◆ Given request
How many lines of the data hold the word "date"? State the number and nothing else.

Stored records
'''

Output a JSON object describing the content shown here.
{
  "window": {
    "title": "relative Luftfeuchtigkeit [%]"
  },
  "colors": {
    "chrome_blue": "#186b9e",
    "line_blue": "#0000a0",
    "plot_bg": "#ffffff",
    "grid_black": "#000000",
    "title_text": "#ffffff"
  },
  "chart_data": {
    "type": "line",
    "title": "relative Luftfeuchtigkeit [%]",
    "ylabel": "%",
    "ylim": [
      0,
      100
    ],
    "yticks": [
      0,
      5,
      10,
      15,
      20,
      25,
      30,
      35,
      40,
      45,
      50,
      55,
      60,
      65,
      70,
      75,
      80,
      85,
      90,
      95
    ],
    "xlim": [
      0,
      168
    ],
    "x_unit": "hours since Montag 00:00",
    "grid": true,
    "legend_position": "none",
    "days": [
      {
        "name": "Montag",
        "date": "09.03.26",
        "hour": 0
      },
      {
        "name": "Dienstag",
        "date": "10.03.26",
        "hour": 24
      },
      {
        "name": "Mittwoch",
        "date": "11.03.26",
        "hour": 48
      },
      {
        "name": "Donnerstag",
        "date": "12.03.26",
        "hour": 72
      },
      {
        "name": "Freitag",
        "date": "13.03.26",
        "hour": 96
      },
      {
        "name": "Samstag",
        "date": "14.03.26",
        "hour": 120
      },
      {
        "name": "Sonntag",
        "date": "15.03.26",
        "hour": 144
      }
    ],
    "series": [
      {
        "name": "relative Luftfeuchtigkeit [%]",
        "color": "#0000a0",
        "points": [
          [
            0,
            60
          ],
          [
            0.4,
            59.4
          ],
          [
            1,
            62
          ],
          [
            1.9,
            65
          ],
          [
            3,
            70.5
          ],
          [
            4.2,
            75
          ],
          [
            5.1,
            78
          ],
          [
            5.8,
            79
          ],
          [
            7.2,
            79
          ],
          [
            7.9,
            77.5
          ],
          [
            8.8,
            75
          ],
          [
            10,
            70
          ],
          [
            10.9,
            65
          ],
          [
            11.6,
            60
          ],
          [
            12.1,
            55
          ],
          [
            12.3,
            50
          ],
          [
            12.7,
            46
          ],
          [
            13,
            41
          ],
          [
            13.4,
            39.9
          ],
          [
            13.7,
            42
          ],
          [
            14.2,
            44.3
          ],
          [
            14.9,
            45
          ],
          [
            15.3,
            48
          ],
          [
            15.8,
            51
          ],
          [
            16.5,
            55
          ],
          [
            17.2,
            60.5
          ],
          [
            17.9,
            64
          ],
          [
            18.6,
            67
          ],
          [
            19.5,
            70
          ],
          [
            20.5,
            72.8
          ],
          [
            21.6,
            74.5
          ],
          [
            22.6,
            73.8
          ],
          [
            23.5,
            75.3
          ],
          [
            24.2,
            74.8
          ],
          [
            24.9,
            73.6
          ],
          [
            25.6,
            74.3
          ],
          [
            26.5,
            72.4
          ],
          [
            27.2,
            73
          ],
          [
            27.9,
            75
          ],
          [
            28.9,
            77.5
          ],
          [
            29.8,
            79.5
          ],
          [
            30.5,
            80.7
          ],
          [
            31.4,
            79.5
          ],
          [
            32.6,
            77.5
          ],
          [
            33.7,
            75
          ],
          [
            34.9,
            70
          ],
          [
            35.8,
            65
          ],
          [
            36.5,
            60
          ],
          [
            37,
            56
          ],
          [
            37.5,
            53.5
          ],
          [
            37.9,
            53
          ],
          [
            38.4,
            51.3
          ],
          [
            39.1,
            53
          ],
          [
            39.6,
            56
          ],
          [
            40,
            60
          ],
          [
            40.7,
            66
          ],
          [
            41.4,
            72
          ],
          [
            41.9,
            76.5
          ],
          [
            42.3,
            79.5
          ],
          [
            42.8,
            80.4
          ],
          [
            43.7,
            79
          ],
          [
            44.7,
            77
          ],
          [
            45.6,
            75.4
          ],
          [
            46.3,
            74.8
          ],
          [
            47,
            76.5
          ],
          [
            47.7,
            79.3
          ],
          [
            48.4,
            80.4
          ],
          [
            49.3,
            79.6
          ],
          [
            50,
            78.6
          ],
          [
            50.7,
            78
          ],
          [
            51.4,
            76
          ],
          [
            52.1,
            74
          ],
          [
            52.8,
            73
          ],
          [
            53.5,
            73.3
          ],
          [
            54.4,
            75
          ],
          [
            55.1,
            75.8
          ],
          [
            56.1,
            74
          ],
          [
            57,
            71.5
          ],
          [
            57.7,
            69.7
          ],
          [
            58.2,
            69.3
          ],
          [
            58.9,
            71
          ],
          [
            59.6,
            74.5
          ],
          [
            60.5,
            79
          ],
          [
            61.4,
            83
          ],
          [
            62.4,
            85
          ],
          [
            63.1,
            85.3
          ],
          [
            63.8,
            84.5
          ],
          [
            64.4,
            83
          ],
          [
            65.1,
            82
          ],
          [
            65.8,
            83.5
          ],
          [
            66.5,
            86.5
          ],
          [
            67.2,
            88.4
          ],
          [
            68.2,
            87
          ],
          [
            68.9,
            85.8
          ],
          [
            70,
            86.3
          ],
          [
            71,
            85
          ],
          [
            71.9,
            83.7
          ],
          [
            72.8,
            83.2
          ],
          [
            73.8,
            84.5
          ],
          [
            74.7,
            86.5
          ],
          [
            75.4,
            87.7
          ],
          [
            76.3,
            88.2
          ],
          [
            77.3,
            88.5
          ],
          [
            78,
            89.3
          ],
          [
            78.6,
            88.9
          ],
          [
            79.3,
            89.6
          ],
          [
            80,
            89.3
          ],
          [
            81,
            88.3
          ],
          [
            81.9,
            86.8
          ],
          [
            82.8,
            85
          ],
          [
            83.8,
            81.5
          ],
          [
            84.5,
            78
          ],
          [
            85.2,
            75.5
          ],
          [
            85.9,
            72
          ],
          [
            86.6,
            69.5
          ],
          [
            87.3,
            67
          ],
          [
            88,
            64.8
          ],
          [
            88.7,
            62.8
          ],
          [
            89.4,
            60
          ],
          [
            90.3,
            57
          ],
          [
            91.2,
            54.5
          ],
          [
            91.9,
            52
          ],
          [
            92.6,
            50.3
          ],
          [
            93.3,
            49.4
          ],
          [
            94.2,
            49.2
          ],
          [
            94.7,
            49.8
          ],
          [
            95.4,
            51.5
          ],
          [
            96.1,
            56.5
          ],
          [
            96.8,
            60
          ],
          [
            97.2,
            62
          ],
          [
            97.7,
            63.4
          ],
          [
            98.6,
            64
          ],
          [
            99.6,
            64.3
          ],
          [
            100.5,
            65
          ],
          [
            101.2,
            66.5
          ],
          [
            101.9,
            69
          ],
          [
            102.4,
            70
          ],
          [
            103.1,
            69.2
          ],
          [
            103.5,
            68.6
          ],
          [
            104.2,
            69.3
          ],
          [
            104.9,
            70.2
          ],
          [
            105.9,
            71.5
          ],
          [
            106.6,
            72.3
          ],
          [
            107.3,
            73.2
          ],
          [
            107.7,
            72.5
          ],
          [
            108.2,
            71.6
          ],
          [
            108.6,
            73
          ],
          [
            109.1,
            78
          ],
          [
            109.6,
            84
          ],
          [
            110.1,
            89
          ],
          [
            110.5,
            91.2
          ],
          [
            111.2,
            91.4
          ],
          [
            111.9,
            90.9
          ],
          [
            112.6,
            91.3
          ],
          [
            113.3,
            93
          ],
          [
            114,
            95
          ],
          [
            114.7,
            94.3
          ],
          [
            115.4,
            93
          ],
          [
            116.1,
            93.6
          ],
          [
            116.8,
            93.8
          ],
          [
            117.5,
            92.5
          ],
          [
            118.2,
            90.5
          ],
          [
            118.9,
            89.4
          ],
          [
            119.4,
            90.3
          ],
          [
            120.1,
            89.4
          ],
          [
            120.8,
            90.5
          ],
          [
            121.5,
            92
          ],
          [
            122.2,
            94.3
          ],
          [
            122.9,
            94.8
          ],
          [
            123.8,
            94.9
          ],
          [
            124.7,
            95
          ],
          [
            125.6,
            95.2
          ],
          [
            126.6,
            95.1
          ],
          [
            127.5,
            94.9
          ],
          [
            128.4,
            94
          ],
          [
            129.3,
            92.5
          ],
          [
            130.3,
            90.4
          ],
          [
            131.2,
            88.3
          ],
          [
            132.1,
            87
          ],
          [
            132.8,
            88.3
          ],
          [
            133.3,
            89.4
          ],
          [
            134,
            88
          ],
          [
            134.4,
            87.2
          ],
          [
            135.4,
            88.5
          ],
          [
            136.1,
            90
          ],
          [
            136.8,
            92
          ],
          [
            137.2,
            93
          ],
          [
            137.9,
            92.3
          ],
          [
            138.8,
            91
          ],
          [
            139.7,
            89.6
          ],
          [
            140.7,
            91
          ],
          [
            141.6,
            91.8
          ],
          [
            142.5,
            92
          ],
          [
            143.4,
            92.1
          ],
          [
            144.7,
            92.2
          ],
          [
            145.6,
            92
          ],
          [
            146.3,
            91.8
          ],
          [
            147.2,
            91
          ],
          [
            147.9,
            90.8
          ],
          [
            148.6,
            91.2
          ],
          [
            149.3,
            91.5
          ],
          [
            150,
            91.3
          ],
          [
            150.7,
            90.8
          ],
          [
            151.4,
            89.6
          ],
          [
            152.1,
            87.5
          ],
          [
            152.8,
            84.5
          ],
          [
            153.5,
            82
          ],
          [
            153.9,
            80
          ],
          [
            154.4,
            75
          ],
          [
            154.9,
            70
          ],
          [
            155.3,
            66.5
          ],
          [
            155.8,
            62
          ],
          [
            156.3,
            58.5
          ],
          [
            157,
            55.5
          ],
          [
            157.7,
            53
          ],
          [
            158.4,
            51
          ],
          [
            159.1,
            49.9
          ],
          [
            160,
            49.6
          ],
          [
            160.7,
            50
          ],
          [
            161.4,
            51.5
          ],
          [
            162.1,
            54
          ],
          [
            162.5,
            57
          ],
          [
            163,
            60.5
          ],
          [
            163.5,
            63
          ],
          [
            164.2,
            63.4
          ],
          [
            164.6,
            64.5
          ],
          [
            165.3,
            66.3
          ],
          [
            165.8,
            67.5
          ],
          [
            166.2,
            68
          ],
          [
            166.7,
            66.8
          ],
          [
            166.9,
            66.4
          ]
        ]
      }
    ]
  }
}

'''

◆ Result of the task
7